- _Action item 1_
Edit the tin can text by rewriting it from "Reference notes" up to and including "can opener gap.", with "Royal Navy" replaced by "British Army".
- _Action item 2_
Pick up the text about Peter Durand and the tin can after its final sentence and carry it further.

═══ Page text ═══

Peter Durand and the Tin Can
What it is
Peter Durand was the British merchant who, in 1810 — the same year Appert published — patented the use of metal containers, specifically tinplate (tin-coated iron), for preserving food by Appert's heat-and-seal method. His patent gave the world the tin can, the rugged, portable, near-indestructible vessel that would carry canned food across empires and battlefields and become one of the defining objects of the industrial diet.
The science
The genius of tinplate is a two-metal solution to two problems. Iron (later steel) provides cheap structural strength — a thin sheet that won't shatter like glass and can be soldered airtight. But iron rusts and reacts with food, so it is coated with a thin layer of tin, which is far less reactive, non-toxic in food contact, and corrosion-resistant; the tin protects the iron from the food's moisture and acids and protects the food from iron contamination and off-flavors. The sealed can, once heat-sterilized, is an excellent oxygen and microbe barrier — better than cork-and-wax glass, and unbreakable. (The hidden hazard of early cans was the lead solder used to seal the seams, which could leach into food, a danger not understood for over a century.)
Reference notes
Cross-link to Nicolas Appert and the Hermetic Sealing Discovery (the method Durand adapted to metal), The Botulism Risk in Early Canning (the shared sterilization hazard), and The American Canning Industry (where the can was mass-produced). Tag: tin can; tinplate; Durand; Donkin & Hall; Royal Navy; can opener gap.
How its done
Early tin cans were entirely handmade by skilled tinsmiths: a rectangle of tinplate was bent into a cylinder and its seam soldered, a bottom disc was soldered on, the food was packed in, a top disc with a small filling hole was soldered on, the can was heated to sterilize and to drive off air, and finally a drop of solder closed the hole. A good tinsmith could make only around sixty cans a day, which made early canned food a premium product. The cans were heavy, thick-walled, and laboriously produced — a far cry from the thin, machine-stamped, double-seamed (solderless) "sanitary cans" that mass production would later achieve.

═══ Extracted entries ═══

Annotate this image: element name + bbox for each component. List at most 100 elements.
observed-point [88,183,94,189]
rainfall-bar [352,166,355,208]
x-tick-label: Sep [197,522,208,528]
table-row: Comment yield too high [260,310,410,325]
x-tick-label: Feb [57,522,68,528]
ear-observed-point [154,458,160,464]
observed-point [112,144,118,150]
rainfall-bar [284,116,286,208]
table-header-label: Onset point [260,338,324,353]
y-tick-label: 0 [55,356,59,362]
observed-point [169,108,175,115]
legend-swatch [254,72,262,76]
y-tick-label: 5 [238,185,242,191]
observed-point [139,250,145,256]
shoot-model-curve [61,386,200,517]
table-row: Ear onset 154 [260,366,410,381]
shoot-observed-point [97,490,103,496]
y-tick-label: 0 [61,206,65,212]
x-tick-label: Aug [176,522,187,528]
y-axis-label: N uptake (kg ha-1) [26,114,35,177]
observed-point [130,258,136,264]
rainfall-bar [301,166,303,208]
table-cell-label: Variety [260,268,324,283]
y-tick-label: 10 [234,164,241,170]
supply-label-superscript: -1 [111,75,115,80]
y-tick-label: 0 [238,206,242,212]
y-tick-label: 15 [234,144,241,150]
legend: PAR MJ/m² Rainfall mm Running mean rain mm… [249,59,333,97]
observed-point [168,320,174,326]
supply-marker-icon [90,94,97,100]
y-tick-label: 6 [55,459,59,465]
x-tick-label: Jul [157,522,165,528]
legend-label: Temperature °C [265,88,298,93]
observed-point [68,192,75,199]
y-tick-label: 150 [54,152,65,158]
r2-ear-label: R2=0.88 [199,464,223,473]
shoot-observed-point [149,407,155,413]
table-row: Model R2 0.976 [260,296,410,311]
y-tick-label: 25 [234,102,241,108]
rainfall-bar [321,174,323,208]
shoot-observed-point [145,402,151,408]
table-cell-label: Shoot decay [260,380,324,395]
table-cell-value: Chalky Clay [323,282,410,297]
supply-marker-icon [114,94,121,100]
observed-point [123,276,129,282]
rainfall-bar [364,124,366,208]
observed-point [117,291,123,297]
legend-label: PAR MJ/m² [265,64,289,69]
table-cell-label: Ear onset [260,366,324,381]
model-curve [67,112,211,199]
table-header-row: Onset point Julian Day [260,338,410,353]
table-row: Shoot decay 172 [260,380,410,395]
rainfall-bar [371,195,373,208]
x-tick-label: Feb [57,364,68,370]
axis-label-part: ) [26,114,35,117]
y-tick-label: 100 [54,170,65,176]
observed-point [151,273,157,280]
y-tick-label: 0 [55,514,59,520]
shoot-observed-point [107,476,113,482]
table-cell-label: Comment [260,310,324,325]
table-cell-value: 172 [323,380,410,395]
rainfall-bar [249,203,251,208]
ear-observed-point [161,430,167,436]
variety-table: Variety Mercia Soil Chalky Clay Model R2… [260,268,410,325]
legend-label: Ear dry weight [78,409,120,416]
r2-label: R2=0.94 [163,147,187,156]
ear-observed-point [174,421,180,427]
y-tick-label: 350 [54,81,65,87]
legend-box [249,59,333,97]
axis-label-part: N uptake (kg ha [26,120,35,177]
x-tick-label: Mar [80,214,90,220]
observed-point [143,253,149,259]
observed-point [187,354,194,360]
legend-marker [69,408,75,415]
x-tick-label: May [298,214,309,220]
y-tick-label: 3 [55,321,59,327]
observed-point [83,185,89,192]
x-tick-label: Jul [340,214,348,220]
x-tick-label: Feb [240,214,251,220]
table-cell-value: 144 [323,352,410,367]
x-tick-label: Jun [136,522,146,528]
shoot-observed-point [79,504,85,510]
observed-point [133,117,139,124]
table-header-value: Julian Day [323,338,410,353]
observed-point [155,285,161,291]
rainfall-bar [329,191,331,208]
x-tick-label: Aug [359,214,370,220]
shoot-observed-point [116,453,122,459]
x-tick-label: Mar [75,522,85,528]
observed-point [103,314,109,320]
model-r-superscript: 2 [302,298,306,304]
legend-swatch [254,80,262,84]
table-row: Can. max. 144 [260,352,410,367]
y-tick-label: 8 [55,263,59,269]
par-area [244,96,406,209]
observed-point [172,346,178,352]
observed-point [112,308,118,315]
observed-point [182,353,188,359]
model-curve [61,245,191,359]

═══

- _Answer 1_
Reference notes
Cross-link to Nicolas Appert and the Hermetic Sealing Discovery (the method Durand adapted to metal), The Botulism Risk in Early Canning (the shared sterilization hazard), and The American Canning Industry (where the can was mass-produced). Tag: tin can; tinplate; Durand; Donkin & Hall; British Army; can opener gap.

- _Answer 2_
When to use
The tin can is the right vessel wherever durability, portability, and total light/air exclusion matter more than seeing the contents — which is to say, military rations, ship's stores, polar expeditions, and any food meant to survive rough transport and long storage. Metal beat glass decisively for these uses: it didn't break, it was lighter for its strength, and it blocked light (which degrades many foods). Glass retained its niche where consumers wanted to see the product or reuse the container (home canning).
What goes wrong
The most famous failure of early canning is comic and emblematic: the can opener was not invented for roughly fifty years. Durand's cans (1810) predate the first practical can openers (Robert Yeates in England, 1855; Ezra Warner in the U.S., 1858) by nearly half a century. Early can labels literally instructed the user to open the can with a chisel and hammer, or a knife, or — for soldiers — a bayonet. The thick early cans simply assumed brute force. Beyond the opener, early cans failed through bad seams, under-sterilization (botulism risk), and lead-solder contamination; the lead-poisoning hypothesis surrounding the doomed 1845 Franklin Arctic expedition, which carried tinned provisions, remains a debated but vivid example of the era's hidden hazards.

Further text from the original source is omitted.